Where the data below has the string "title", return the whole line.

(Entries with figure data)
────────────────────────────────────────
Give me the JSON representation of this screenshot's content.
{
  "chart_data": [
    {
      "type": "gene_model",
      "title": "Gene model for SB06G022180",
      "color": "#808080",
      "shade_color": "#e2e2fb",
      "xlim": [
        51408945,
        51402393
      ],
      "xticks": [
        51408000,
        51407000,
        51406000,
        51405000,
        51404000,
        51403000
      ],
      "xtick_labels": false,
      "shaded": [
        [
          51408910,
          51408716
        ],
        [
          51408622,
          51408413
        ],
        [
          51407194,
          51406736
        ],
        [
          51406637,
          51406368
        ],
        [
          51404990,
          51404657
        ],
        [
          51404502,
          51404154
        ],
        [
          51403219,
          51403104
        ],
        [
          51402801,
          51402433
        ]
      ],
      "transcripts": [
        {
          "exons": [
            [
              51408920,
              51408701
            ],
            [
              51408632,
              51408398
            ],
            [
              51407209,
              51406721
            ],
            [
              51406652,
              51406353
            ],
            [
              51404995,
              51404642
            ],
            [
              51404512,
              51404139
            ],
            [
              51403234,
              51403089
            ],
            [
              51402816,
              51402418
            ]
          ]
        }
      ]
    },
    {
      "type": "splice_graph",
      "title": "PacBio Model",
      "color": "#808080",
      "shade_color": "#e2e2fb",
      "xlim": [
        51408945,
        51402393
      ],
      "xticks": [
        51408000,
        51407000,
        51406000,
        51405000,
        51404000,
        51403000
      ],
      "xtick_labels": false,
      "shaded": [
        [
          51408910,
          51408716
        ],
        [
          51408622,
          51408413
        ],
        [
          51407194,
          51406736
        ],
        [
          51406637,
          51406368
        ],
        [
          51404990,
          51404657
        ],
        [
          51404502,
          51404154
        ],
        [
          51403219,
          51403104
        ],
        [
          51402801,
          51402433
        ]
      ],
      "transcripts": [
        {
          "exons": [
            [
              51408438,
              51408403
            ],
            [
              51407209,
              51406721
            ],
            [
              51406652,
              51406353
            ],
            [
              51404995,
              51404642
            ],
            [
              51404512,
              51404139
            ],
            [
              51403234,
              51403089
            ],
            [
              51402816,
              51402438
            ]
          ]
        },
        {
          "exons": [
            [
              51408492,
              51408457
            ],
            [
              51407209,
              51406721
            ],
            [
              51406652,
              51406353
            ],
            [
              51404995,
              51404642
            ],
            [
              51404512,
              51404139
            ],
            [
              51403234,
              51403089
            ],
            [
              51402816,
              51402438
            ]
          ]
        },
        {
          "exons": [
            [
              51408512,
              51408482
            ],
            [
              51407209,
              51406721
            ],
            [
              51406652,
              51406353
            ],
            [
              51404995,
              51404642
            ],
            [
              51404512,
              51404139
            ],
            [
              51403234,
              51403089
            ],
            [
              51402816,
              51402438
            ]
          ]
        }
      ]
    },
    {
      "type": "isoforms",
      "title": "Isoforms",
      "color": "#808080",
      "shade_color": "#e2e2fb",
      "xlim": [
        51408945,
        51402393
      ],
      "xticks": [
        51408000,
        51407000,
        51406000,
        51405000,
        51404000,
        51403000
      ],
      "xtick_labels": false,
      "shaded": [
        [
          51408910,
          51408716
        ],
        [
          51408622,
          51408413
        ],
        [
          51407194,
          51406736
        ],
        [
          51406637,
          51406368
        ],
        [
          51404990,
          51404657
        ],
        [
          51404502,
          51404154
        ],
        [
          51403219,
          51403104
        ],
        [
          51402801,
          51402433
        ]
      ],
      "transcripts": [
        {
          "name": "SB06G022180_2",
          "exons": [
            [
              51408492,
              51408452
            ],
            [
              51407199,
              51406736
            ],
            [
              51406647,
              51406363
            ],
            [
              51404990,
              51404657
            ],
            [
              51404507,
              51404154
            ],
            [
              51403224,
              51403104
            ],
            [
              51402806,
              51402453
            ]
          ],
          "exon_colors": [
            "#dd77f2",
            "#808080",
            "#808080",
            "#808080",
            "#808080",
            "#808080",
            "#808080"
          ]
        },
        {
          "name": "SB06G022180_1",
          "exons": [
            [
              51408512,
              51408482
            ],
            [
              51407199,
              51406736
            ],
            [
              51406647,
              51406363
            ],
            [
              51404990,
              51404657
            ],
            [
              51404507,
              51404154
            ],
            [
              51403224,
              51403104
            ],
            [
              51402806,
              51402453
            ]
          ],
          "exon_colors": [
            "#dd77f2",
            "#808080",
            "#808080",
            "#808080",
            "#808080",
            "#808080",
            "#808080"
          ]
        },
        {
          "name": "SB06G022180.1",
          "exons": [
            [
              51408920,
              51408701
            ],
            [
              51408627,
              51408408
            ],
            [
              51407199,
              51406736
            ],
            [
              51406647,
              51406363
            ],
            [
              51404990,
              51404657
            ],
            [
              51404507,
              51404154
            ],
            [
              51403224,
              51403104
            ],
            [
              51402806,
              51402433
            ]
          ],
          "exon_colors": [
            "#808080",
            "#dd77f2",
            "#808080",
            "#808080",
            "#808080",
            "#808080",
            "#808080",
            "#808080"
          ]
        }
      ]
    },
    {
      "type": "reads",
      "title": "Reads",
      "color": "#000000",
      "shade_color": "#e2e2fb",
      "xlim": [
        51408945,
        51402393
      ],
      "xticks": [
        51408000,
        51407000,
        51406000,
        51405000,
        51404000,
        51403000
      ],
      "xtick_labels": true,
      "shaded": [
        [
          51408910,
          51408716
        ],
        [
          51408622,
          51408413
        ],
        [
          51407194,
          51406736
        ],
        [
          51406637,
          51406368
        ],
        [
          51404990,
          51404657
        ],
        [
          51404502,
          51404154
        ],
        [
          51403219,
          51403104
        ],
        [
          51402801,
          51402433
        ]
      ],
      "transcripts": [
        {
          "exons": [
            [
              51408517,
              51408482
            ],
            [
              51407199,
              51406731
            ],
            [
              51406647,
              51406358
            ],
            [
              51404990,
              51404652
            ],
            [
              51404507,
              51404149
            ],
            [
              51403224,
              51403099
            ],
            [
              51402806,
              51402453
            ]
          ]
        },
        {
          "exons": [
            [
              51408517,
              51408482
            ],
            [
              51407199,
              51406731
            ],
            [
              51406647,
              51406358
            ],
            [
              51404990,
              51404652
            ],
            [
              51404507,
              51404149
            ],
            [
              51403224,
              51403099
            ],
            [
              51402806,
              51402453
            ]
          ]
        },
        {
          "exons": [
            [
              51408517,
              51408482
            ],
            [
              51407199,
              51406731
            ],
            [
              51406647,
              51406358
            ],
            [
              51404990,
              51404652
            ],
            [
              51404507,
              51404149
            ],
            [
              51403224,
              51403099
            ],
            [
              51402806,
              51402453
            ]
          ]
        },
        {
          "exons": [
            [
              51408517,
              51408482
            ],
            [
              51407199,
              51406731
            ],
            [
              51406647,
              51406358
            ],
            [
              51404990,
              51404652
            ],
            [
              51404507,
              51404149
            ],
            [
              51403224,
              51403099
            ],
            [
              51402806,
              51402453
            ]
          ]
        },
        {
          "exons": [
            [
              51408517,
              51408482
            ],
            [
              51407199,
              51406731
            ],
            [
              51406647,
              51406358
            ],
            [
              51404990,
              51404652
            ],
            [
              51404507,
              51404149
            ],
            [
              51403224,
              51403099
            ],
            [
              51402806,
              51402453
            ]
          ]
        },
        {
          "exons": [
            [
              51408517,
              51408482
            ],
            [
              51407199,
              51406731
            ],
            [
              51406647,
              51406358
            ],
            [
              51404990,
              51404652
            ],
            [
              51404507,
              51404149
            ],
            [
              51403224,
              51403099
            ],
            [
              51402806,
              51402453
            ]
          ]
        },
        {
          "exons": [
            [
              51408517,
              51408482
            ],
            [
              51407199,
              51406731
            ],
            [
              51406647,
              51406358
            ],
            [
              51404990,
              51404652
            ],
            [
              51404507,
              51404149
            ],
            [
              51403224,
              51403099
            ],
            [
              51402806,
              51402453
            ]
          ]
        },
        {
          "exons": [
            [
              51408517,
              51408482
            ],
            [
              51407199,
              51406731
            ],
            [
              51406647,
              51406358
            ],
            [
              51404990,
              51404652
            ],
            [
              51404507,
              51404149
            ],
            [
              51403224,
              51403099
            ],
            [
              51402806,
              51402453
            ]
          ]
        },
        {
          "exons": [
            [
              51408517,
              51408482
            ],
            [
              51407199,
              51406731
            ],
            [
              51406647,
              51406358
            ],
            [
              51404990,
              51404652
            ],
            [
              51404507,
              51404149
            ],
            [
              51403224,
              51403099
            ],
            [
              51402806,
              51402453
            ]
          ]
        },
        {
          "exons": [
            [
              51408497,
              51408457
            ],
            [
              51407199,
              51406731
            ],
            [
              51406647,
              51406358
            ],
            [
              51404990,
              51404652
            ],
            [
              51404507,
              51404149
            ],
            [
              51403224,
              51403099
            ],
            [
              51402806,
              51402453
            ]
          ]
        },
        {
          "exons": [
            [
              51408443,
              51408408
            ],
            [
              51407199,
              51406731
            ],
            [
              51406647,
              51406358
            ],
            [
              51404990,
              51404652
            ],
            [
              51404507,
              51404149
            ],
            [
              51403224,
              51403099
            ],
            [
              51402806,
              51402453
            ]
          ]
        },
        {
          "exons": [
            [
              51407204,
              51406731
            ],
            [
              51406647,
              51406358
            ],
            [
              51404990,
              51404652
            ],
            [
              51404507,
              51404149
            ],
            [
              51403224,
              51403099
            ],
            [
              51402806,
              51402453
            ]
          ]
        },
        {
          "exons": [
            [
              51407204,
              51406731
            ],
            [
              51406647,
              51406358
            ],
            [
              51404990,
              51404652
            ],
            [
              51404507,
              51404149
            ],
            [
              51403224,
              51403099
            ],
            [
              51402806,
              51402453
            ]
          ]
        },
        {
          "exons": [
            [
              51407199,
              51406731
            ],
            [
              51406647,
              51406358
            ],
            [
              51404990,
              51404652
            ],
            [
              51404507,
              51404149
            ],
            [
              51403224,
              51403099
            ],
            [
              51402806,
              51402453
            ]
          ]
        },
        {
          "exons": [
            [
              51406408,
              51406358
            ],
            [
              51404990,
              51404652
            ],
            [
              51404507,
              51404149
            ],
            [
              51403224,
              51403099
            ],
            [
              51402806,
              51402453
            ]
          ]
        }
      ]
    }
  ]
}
────────────────────────────────────────
SOLUTION FOR THIS EXERCISE =>
      "title": "Gene model for SB06G022180",
      "title": "PacBio Model",
      "title": "Isoforms",
      "title": "Reads",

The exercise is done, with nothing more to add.